▶
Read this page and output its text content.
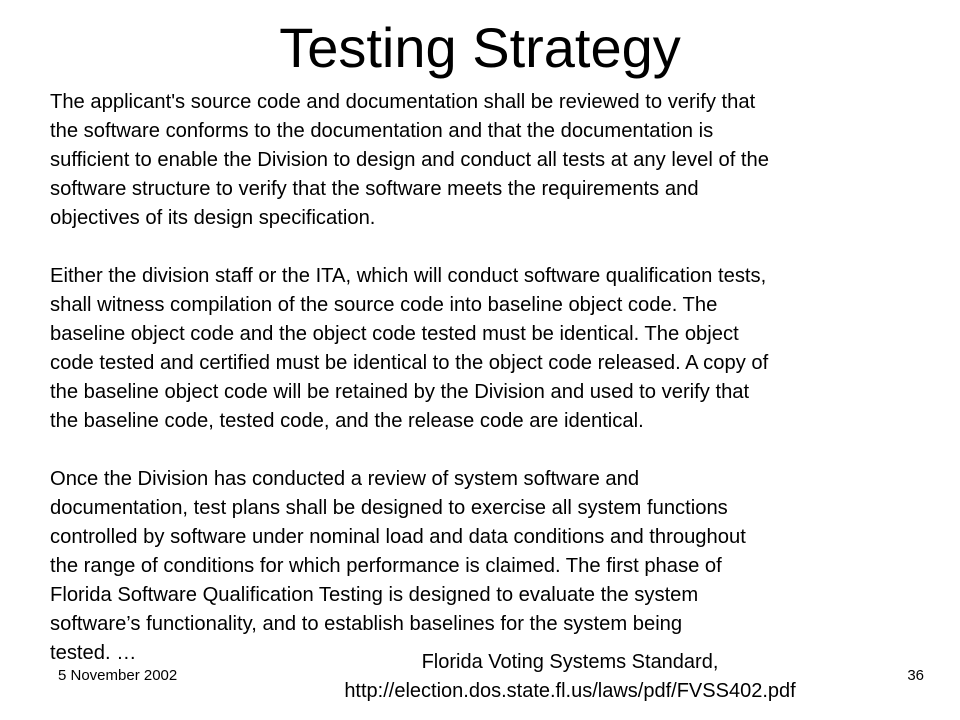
Testing Strategy

The applicant's source code and documentation shall be reviewed to verify that
the software conforms to the documentation and that the documentation is
sufficient to enable the Division to design and conduct all tests at any level of the
software structure to verify that the software meets the requirements and
objectives of its design specification.

Either the division staff or the ITA, which will conduct software qualification tests,
shall witness compilation of the source code into baseline object code. The
baseline object code and the object code tested must be identical. The object
code tested and certified must be identical to the object code released. A copy of
the baseline object code will be retained by the Division and used to verify that
the baseline code, tested code, and the release code are identical.

Once the Division has conducted a review of system software and
documentation, test plans shall be designed to exercise all system functions
controlled by software under nominal load and data conditions and throughout
the range of conditions for which performance is claimed. The first phase of
Florida Software Qualification Testing is designed to evaluate the system
software’s functionality, and to establish baselines for the system being
tested. …

5 November 2002
Florida Voting Systems Standard,
http://election.dos.state.fl.us/laws/pdf/FVSS402.pdf
36
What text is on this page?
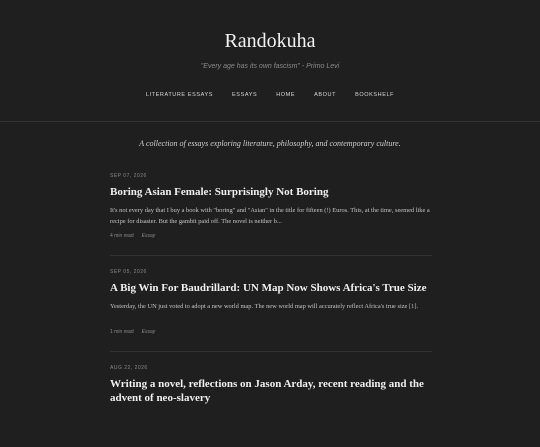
Randokuha
"Every age has its own fascism" - Primo Levi
LITERATURE ESSAYS	ESSAYS	HOME	ABOUT	BOOKSHELF
A collection of essays exploring literature, philosophy, and contemporary culture.
SEP 07, 2026
Boring Asian Female: Surprisingly Not Boring
It's not every day that I buy a book with "boring" and "Asian" in the title for fifteen (!) Euros. This, at the time, seemed like a recipe for disaster. But the gambit paid off. The novel is neither b...
4 min read Essay
SEP 05, 2026
A Big Win For Baudrillard: UN Map Now Shows Africa's True Size
Yesterday, the UN just voted to adopt a new world map. The new world map will accurately reflect Africa's true size [1].
1 min read Essay
AUG 22, 2026
Writing a novel, reflections on Jason Arday, recent reading and the advent of neo-slavery
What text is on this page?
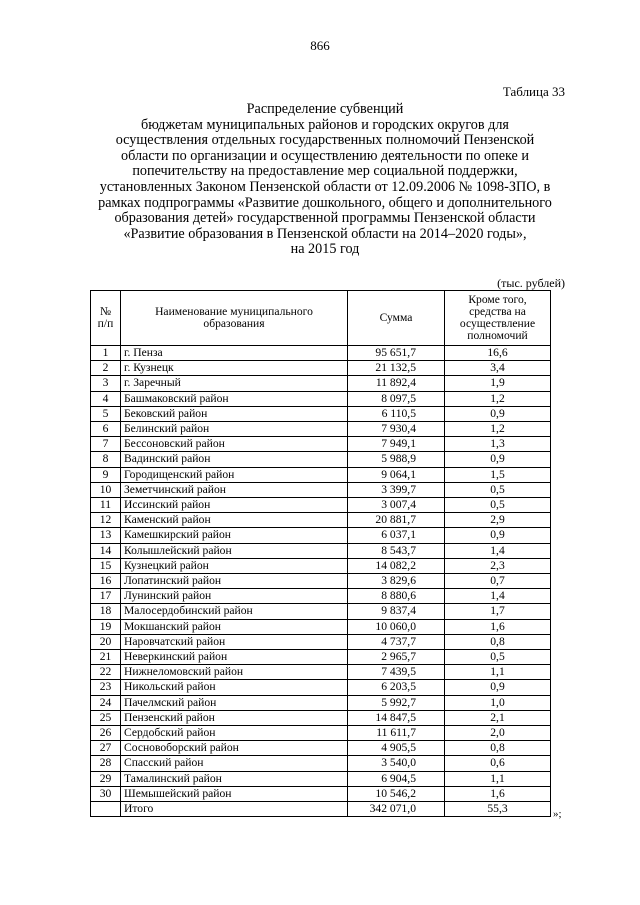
866
Таблица 33
Распределение субвенций
бюджетам муниципальных районов и городских округов для
осуществления отдельных государственных полномочий Пензенской
области по организации и осуществлению деятельности по опеке и
попечительству на предоставление мер социальной поддержки,
установленных Законом Пензенской области от 12.09.2006 № 1098-ЗПО, в
рамках подпрограммы «Развитие дошкольного, общего и дополнительного
образования детей» государственной программы Пензенской области
«Развитие образования в Пензенской области на 2014–2020 годы»,
на 2015 год
(тыс. рублей)
№ п/п	Наименование муниципального образования	Сумма	Кроме того, средства на осуществление полномочий
1	г. Пенза	95 651,7	16,6
2	г. Кузнецк	21 132,5	3,4
3	г. Заречный	11 892,4	1,9
4	Башмаковский район	8 097,5	1,2
5	Бековский район	6 110,5	0,9
6	Белинский район	7 930,4	1,2
7	Бессоновский район	7 949,1	1,3
8	Вадинский район	5 988,9	0,9
9	Городищенский район	9 064,1	1,5
10	Земетчинский район	3 399,7	0,5
11	Иссинский район	3 007,4	0,5
12	Каменский район	20 881,7	2,9
13	Камешкирский район	6 037,1	0,9
14	Колышлейский район	8 543,7	1,4
15	Кузнецкий район	14 082,2	2,3
16	Лопатинский район	3 829,6	0,7
17	Лунинский район	8 880,6	1,4
18	Малосердобинский район	9 837,4	1,7
19	Мокшанский район	10 060,0	1,6
20	Наровчатский район	4 737,7	0,8
21	Неверкинский район	2 965,7	0,5
22	Нижнеломовский район	7 439,5	1,1
23	Никольский район	6 203,5	0,9
24	Пачелмский район	5 992,7	1,0
25	Пензенский район	14 847,5	2,1
26	Сердобский район	11 611,7	2,0
27	Сосновоборский район	4 905,5	0,8
28	Спасский район	3 540,0	0,6
29	Тамалинский район	6 904,5	1,1
30	Шемышейский район	10 546,2	1,6
	Итого	342 071,0	55,3	»;
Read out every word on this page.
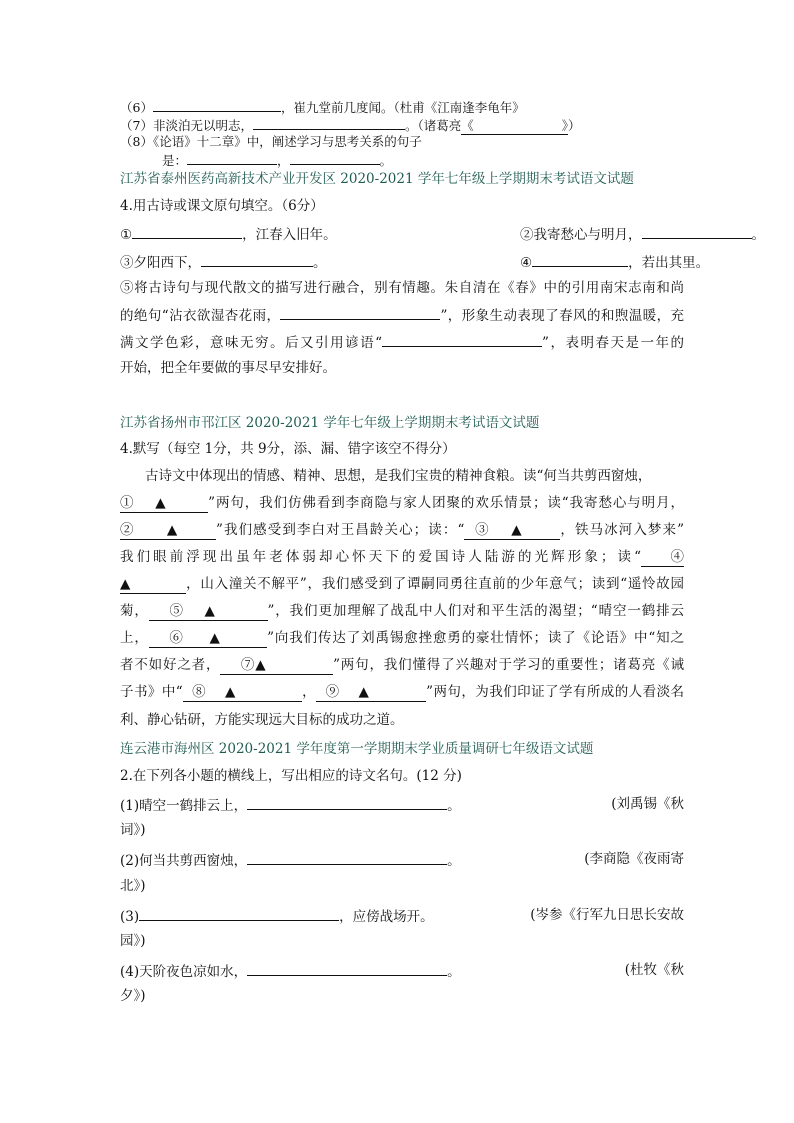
（6）	，崔九堂前几度闻。（杜甫《江南逢李龟年》
（7）非淡泊无以明志，	。（诸葛亮《	》）
（8）《论语》十二章》中，阐述学习与思考关系的句子
是：	，	。
江苏省泰州医药高新技术产业开发区 2020-2021 学年七年级上学期期末考试语文试题
4.用古诗或课文原句填空。（6分）
①	，江春入旧年。	②我寄愁心与明月，	。
③夕阳西下，	。	④	，若出其里。
⑤将古诗句与现代散文的描写进行融合，别有情趣。朱自清在《春》中的引用南宋志南和尚
的绝句“沾衣欲湿杏花雨，	”，形象生动表现了春风的和煦温暖，充
满文学色彩，意味无穷。后又引用谚语“	”，表明春天是一年的
开始，把全年要做的事尽早安排好。
江苏省扬州市邗江区 2020-2021 学年七年级上学期期末考试语文试题
4.默写（每空 1分，共 9分，添、漏、错字该空不得分）
古诗文中体现出的情感、精神、思想，是我们宝贵的精神食粮。读“何当共剪西窗烛，
①    ▲        ”两句，我们仿佛看到李商隐与家人团聚的欢乐情景；读“我寄愁心与明月，
②      ▲       ”我们感受到李白对王昌龄关心；读：“  ③    ▲       ，铁马冰河入梦来”
我们眼前浮现出虽年老体弱却心怀天下的爱国诗人陆游的光辉形象；读“    ④
▲           ，山入潼关不解平”，我们感受到了谭嗣同勇往直前的少年意气；读到“遥怜故园
菊，    ⑤    ▲          ”，我们更加理解了战乱中人们对和平生活的渴望；“晴空一鹤排云
上，    ⑥     ▲         ”向我们传达了刘禹锡愈挫愈勇的豪壮情怀；读了《论语》中“知之
者不如好之者，    ⑦▲             ”两句，我们懂得了兴趣对于学习的重要性；诸葛亮《诫
子书》中“  ⑧    ▲              ，  ⑨    ▲            ”两句，为我们印证了学有所成的人看淡名
利、静心钻研，方能实现远大目标的成功之道。
连云港市海州区 2020-2021 学年度第一学期期末学业质量调研七年级语文试题
2.在下列各小题的横线上，写出相应的诗文名句。(12 分)
(1)晴空一鹤排云上，	。	(刘禹锡《秋
词》)
(2)何当共剪西窗烛，	。	(李商隐《夜雨寄
北》)
(3)	，应傍战场开。	(岑参《行军九日思长安故
园》)
(4)天阶夜色凉如水，	。	(杜牧《秋
夕》)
◀
What is asked →
Only the number is required: the count of lines containing the word "Asian".

Correct output →
2